[Entries from a dataset]

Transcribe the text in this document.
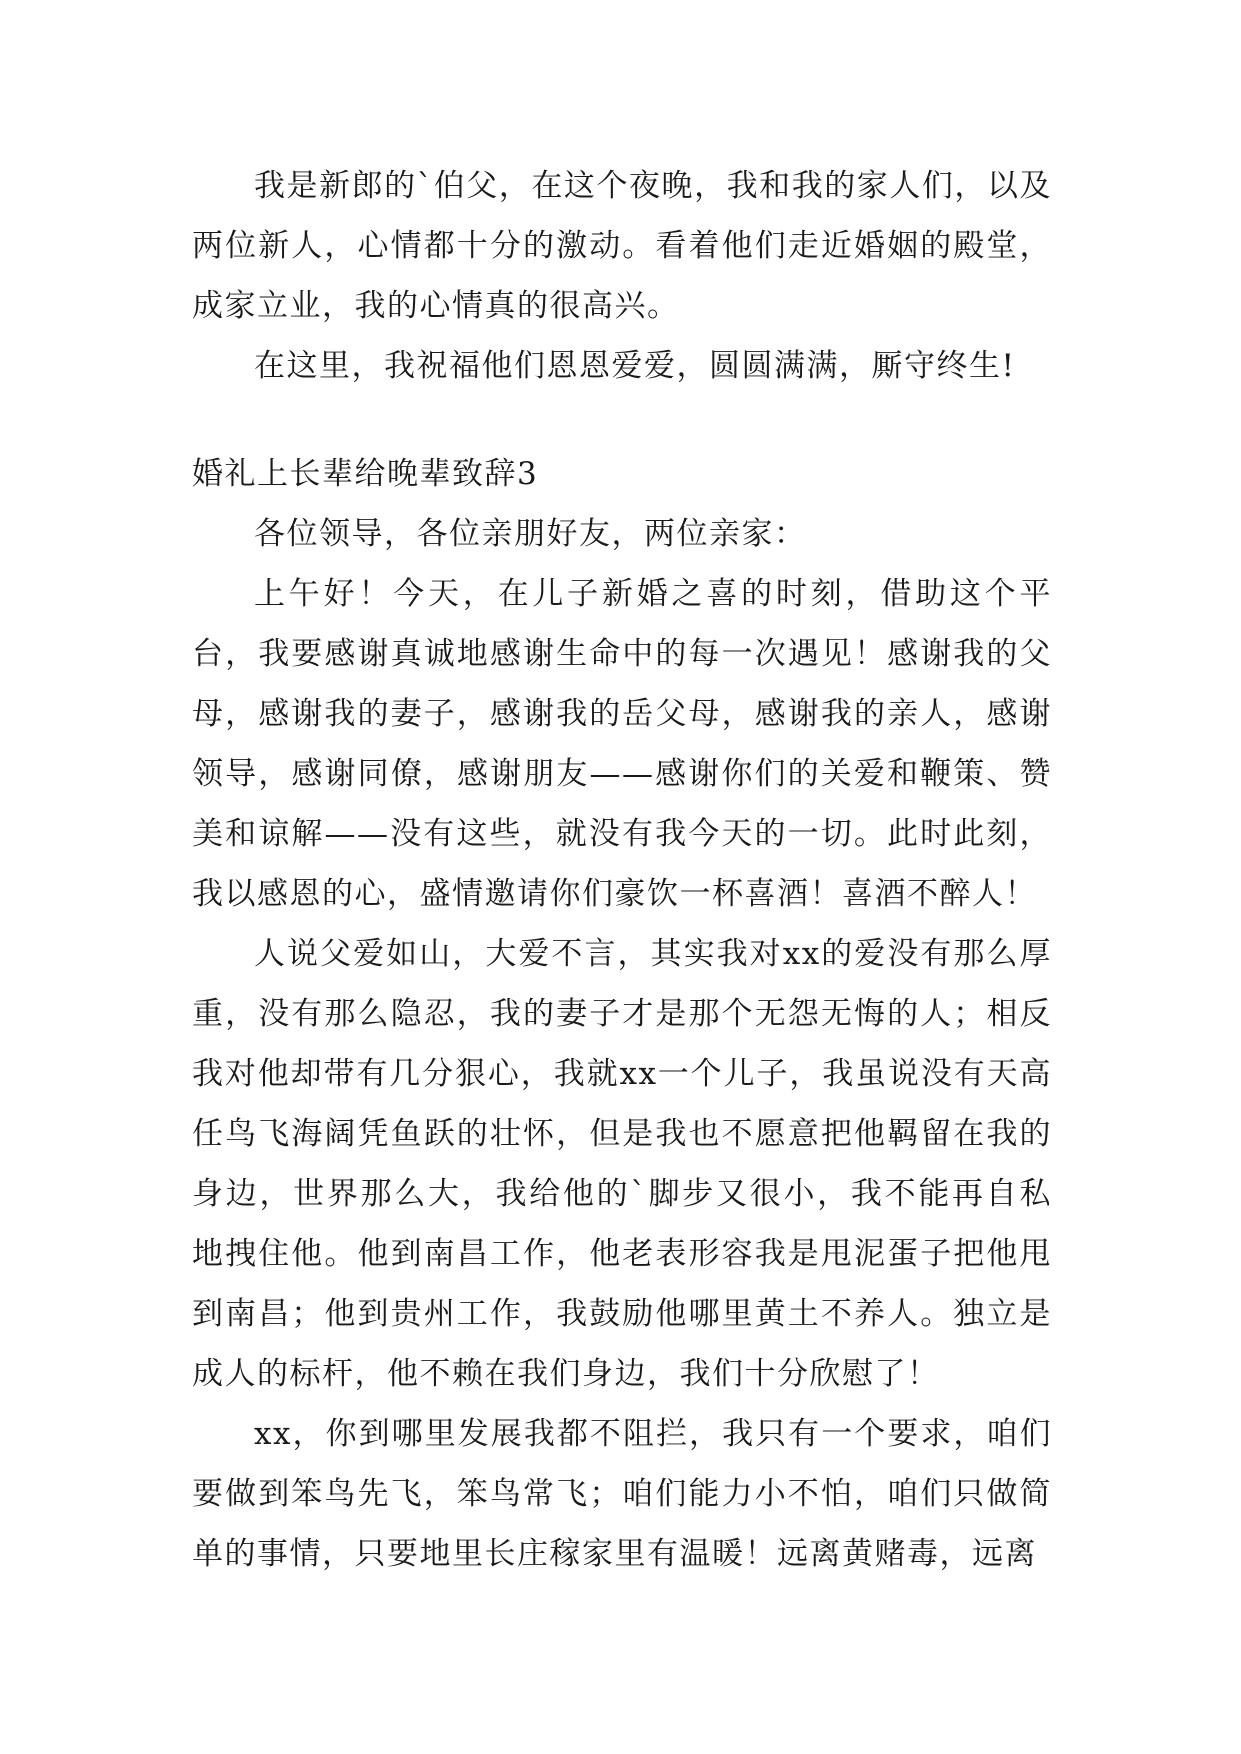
我是新郎的`伯父，在这个夜晚，我和我的家人们，以及两位新人，心情都十分的激动。看着他们走近婚姻的殿堂，成家立业，我的心情真的很高兴。

在这里，我祝福他们恩恩爱爱，圆圆满满，厮守终生!

婚礼上长辈给晚辈致辞3

各位领导，各位亲朋好友，两位亲家：

上午好！今天，在儿子新婚之喜的时刻，借助这个平台，我要感谢真诚地感谢生命中的每一次遇见！感谢我的父母，感谢我的妻子，感谢我的岳父母，感谢我的亲人，感谢领导，感谢同僚，感谢朋友——感谢你们的关爱和鞭策、赞美和谅解——没有这些，就没有我今天的一切。此时此刻，我以感恩的心，盛情邀请你们豪饮一杯喜酒！喜酒不醉人！

人说父爱如山，大爱不言，其实我对xx的爱没有那么厚重，没有那么隐忍，我的妻子才是那个无怨无悔的人；相反我对他却带有几分狠心，我就xx一个儿子，我虽说没有天高任鸟飞海阔凭鱼跃的壮怀，但是我也不愿意把他羁留在我的身边，世界那么大，我给他的`脚步又很小，我不能再自私地拽住他。他到南昌工作，他老表形容我是甩泥蛋子把他甩到南昌；他到贵州工作，我鼓励他哪里黄土不养人。独立是成人的标杆，他不赖在我们身边，我们十分欣慰了！

xx，你到哪里发展我都不阻拦，我只有一个要求，咱们要做到笨鸟先飞，笨鸟常飞；咱们能力小不怕，咱们只做简单的事情，只要地里长庄稼家里有温暖！远离黄赌毒，远离
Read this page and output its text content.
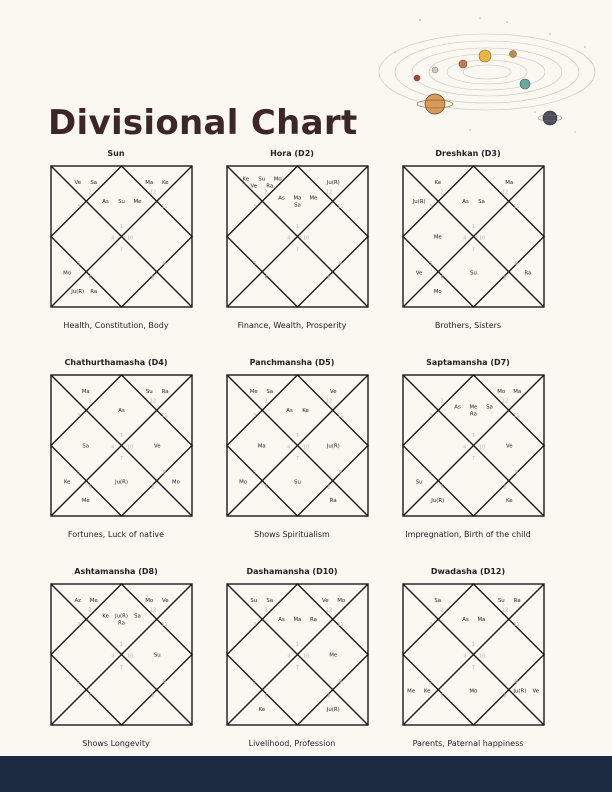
Divisional Chart
Sun
1
2
3
4
5
6
7
8
9
10
11
12
As Su Me
Ve Sa
Mo
Ju(R) Ra
Ma Ke
Health, Constitution, Body
Hora (D2)
1
2
3
4
5
6
7
8
9
10
11
12
As Ma Me
Sa
Ke Su Mo
Ve Ra
Ju(R)
Finance, Wealth, Prosperity
Dreshkan (D3)
1
2
3
4
5
6
7
8
9
10
11
12
As Sa
Ke
Ju(R)
Me
Ve
Mo
Su	Ra
Ma
Brothers, Sisters
Chathurthamasha (D4)
1
2
3
4
5
6
7
8
9
10
11
12
As
Ma
Sa
Ke
Me
Ju(R)	Mo
Ve
Su Ra
Fortunes, Luck of native
Panchmansha (D5)
1
2
3
4
5
6
7
8
9
10
11
12
As Ke
Me Sa
Ma
Mo	Su
Ra
Ju(R)
Ve
Shows Spiritualism
Saptamansha (D7)
1
2
3
4
5
6
7
8
9
10
11
12
As Me Sa
Ra
Su
Ju(R)	Ke
Ve
Mo Ma
Impregnation, Birth of the child
Ashtamansha (D8)
1
2
3
4
5
6
7
8
9
10
11
12
Ke Ju(R) Sa
Ra
Az Me
Su
Mo Ve
Shows Longevity
Dashamansha (D10)
1
2
3
4
5
6
7
8
9
10
11
12
As Ma Ra
Su Sa
Ke	Ju(R)
Me
Ve Mo
Livelihood, Profession
Dwadasha (D12)
1
2
3
4
5
6
7
8
9
10
11
12
As Ma
Sa
Me Ke	Mo	Ju(R) Ve
Su Ra
Parents, Paternal happiness
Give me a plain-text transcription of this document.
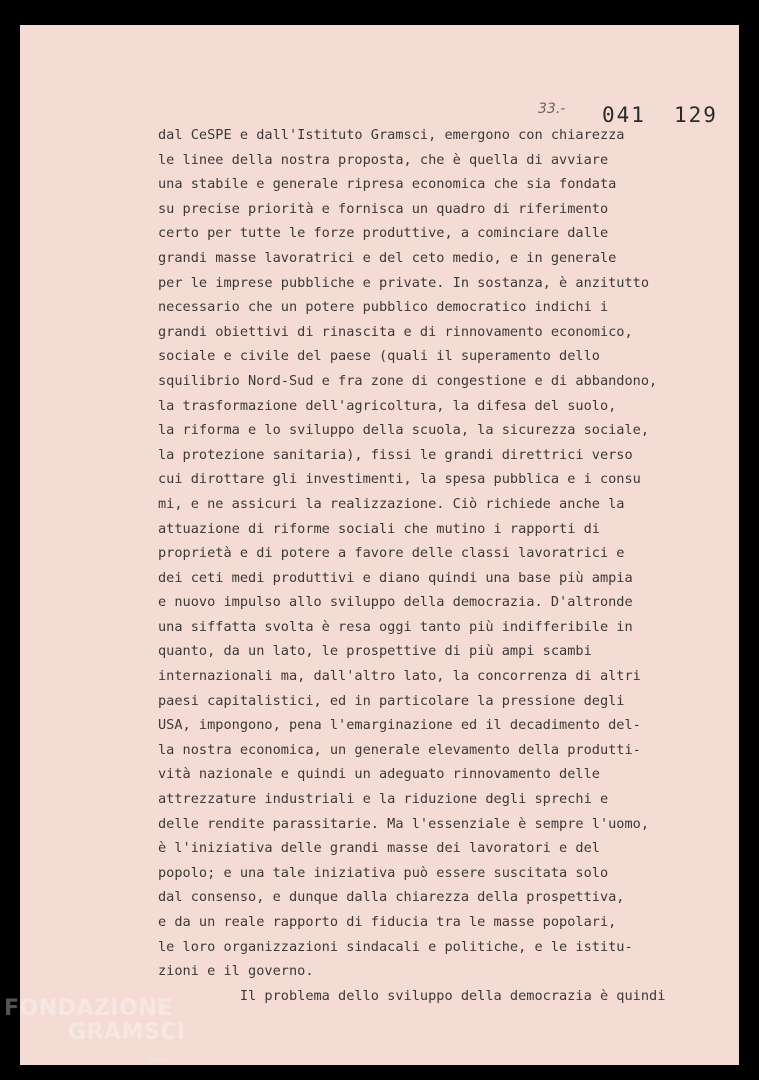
33.- 041 129
dal CeSPE e dall'Istituto Gramsci, emergono con chiarezza
le linee della nostra proposta, che è quella di avviare
una stabile e generale ripresa economica che sia fondata
su precise priorità e fornisca un quadro di riferimento
certo per tutte le forze produttive, a cominciare dalle
grandi masse lavoratrici e del ceto medio, e in generale
per le imprese pubbliche e private. In sostanza, è anzitutto
necessario che un potere pubblico democratico indichi i
grandi obiettivi di rinascita e di rinnovamento economico,
sociale e civile del paese (quali il superamento dello
squilibrio Nord-Sud e fra zone di congestione e di abbandono,
la trasformazione dell'agricoltura, la difesa del suolo,
la riforma e lo sviluppo della scuola, la sicurezza sociale,
la protezione sanitaria), fissi le grandi direttrici verso
cui dirottare gli investimenti, la spesa pubblica e i consu
mi, e ne assicuri la realizzazione. Ciò richiede anche la
attuazione di riforme sociali che mutino i rapporti di
proprietà e di potere a favore delle classi lavoratrici e
dei ceti medi produttivi e diano quindi una base più ampia
e nuovo impulso allo sviluppo della democrazia. D'altronde
una siffatta svolta è resa oggi tanto più indifferibile in
quanto, da un lato, le prospettive di più ampi scambi
internazionali ma, dall'altro lato, la concorrenza di altri
paesi capitalistici, ed in particolare la pressione degli
USA, impongono, pena l'emarginazione ed il decadimento del-
la nostra economica, un generale elevamento della produtti-
vità nazionale e quindi un adeguato rinnovamento delle
attrezzature industriali e la riduzione degli sprechi e
delle rendite parassitarie. Ma l'essenziale è sempre l'uomo,
è l'iniziativa delle grandi masse dei lavoratori e del
popolo; e una tale iniziativa può essere suscitata solo
dal consenso, e dunque dalla chiarezza della prospettiva,
e da un reale rapporto di fiducia tra le masse popolari,
le loro organizzazioni sindacali e politiche, e le istitu-
zioni e il governo.
Il problema dello sviluppo della democrazia è quindi
FONDAZIONE
GRAMSCI
onlus
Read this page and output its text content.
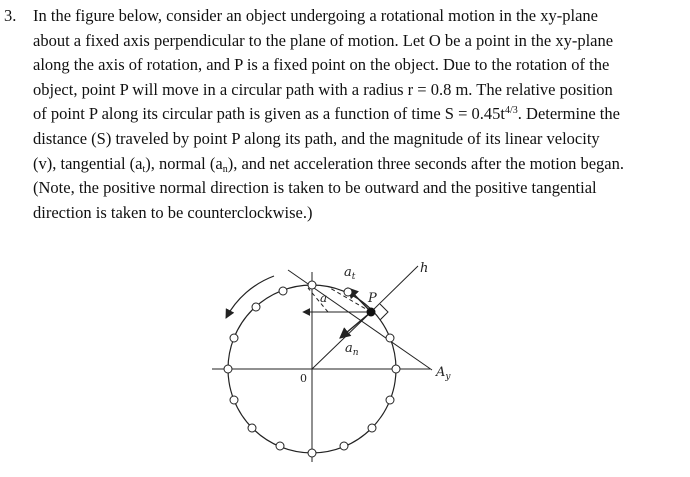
3.	In the figure below, consider an object undergoing a rotational motion in the xy-plane
about a fixed axis perpendicular to the plane of motion. Let O be a point in the xy-plane
along the axis of rotation, and P is a fixed point on the object. Due to the rotation of the
object, point P will move in a circular path with a radius r = 0.8 m. The relative position
of point P along its circular path is given as a function of time $S = 0.45t^{4/3}$. Determine the
distance (S) traveled by point P along its path, and the magnitude of its linear velocity
(v), tangential $(a_t)$, normal $(a_n)$, and net acceleration three seconds after the motion began.
(Note, the positive normal direction is taken to be outward and the positive tangential
direction is taken to be counterclockwise.)
$a_t$
a	P
$a_n$
h
$A_y$
0
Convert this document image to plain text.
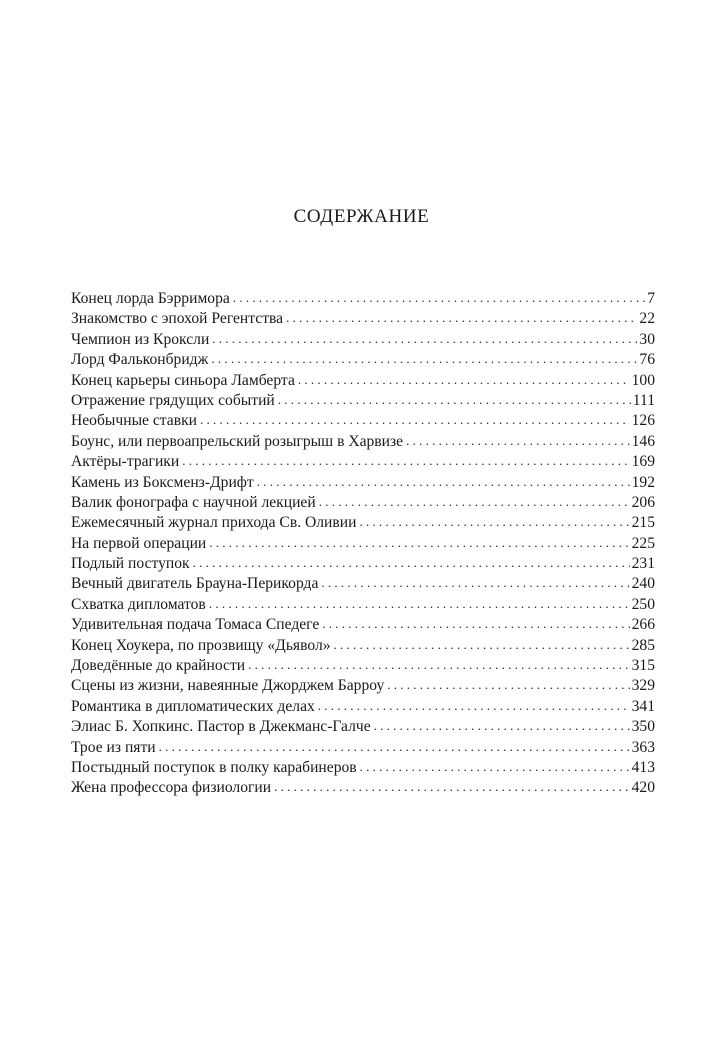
СОДЕРЖАНИЕ
Конец лорда Бэрримора . . .	7
Знакомство с эпохой Регентства . . .	22
Чемпион из Кроксли . . .	30
Лорд Фальконбридж . . .	76
Конец карьеры синьора Ламберта . . .	100
Отражение грядущих событий . . .	111
Необычные ставки . . .	126
Боунс, или первоапрельский розыгрыш в Харвизе . . .	146
Актёры-трагики . . .	169
Камень из Боксменз-Дрифт . . .	192
Валик фонографа с научной лекцией . . .	206
Ежемесячный журнал прихода Св. Оливии . . .	215
На первой операции . . .	225
Подлый поступок . . .	231
Вечный двигатель Брауна-Перикорда . . .	240
Схватка дипломатов . . .	250
Удивительная подача Томаса Спедеге . . .	266
Конец Хоукера, по прозвищу «Дьявол» . . .	285
Доведённые до крайности . . .	315
Сцены из жизни, навеянные Джорджем Барроу . . .	329
Романтика в дипломатических делах . . .	341
Элиас Б. Хопкинс. Пастор в Джекманс-Галче . . .	350
Трое из пяти . . .	363
Постыдный поступок в полку карабинеров . . .	413
Жена профессора физиологии . . .	420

**Brief**
List all lines in the material containing the string "masse".

**Output below**
grandi masse lavoratrici e del ceto medio, e in generale
è l'iniziativa delle grandi masse dei lavoratori e del
e da un reale rapporto di fiducia tra le masse popolari,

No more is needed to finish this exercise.